### Task list
- 1) Rewrite the paragraph of the diary entry that begins "It isn't the lack of people" in shorter form, keeping its main points.
- 2) Transcribe everything in the diary entry from "Beyond the bright" down to "with the house.".
- 3) Name the city and season that the quiet described in the diary entry brings to mind.

2003-04-19 - 12:43 a.m.

Beyond the bright darkness are porch lights and periodic streetlamps, cultivating youth to pose and reflect; bad wiring adds to the effect. I can close my eyes and see a hundred different dance clubs with various creatures. They are wearing second-skin leather, stitched vinyl, some approximation of flesh made from plants and chemicals. There is a form of suggestion in all these establishments: a flat dimensionless crotch to highlight a perfected make-up routine; push-up pull-out things who crave attention but don't know what to do with it; the occasional older younger man with tinted glasses who deludes himself, waving theoretical physics and words around as if he played the game, as if anyone mistook his arrogance for a big dick.

It's quiet here, by contrast. It's only the cat, the house and me for a week. There is a fish but he doesn't get very far, so I include him with the house.

It's relaxing here but slow, sad. It reminds me of Boston in the summer: timeless, colors blurring, a sense of unbeing, like luxury solitary confinement or the total lack of appeal an amusement park treat has for a child after they've snacked on it for awhile.

It isn't the lack of people that bothers me. Somehow with no people around, it feels like nothing is moving or happening. It helps to imagine (or remember) the very same people I mentioned up above, because it gives me perspective. I can see these places and talk to these people in some delusional way, almost live vicariously. But mind games don't go very far.

### Information shown
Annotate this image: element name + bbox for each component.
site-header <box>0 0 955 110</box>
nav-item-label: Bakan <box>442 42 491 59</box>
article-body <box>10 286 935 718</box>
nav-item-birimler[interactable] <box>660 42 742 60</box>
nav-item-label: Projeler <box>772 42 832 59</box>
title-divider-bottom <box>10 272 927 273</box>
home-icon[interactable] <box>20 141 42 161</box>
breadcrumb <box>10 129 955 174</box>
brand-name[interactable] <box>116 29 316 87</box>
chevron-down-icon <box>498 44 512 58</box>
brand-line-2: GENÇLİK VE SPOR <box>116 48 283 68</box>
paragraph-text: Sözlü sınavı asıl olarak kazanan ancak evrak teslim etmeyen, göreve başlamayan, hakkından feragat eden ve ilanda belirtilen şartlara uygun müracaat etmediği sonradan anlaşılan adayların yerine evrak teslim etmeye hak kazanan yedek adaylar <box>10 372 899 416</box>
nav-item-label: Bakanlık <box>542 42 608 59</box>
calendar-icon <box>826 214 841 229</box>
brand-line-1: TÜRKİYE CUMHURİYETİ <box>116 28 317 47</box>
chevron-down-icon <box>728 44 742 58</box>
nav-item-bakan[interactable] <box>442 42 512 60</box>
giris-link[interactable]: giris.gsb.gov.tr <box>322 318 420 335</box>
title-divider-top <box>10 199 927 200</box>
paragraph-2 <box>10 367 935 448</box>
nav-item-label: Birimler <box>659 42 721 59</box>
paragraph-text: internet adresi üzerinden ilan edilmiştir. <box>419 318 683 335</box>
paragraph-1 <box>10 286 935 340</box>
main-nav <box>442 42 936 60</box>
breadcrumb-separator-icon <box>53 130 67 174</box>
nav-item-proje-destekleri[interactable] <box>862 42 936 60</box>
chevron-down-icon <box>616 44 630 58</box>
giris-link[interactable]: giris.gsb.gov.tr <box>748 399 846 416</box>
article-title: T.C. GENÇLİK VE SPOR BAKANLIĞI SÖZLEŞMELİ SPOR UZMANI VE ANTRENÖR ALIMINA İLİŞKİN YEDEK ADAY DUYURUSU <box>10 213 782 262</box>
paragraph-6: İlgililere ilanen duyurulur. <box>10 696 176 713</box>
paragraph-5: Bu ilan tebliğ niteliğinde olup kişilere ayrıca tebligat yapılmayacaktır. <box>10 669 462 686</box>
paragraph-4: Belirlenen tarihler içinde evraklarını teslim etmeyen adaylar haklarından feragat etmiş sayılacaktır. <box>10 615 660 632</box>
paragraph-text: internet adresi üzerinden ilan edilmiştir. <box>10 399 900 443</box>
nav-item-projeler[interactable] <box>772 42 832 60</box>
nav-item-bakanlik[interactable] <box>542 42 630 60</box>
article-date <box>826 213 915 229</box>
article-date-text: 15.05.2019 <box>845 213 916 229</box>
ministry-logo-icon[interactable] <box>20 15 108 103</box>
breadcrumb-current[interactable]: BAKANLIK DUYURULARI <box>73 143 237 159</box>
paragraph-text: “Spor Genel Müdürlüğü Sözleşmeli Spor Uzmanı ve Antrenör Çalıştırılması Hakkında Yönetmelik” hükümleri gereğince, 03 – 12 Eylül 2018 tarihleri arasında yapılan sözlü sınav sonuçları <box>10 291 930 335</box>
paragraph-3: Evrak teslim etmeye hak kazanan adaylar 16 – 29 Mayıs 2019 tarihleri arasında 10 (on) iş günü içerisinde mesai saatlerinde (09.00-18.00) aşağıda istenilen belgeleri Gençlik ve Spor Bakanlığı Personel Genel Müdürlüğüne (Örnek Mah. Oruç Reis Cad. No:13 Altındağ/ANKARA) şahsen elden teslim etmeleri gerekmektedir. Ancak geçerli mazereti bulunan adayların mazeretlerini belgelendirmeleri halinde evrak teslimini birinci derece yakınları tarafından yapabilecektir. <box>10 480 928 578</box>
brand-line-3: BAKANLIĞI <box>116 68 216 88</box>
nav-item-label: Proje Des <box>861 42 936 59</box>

### Full solutions
- 1) What bothers the writer is not the absence of people but the feeling that, with nobody around, nothing is moving or happening. Imagining or remembering the club-goers described earlier gives perspective and lets the writer almost live vicariously, though such mind games don't go very far.

- 2)
Beyond the bright darkness are porch lights and periodic streetlamps, cultivating youth to pose and reflect; bad wiring adds to the effect. I can close my eyes and see a hundred different dance clubs with various creatures. They are wearing second-skin leather, stitched vinyl, some approximation of flesh made from plants and chemicals. There is a form of suggestion in all these establishments: a flat dimensionless crotch to highlight a perfected make-up routine; push-up pull-out things who crave attention but don't know what to do with it; the occasional older younger man with tinted glasses who deludes himself, waving theoretical physics and words around as if he played the game, as if anyone mistook his arrogance for a big dick.

It's quiet here, by contrast. It's only the cat, the house and me for a week. There is a fish but he doesn't get very far, so I include him with the house.

- 3) Boston in the summer.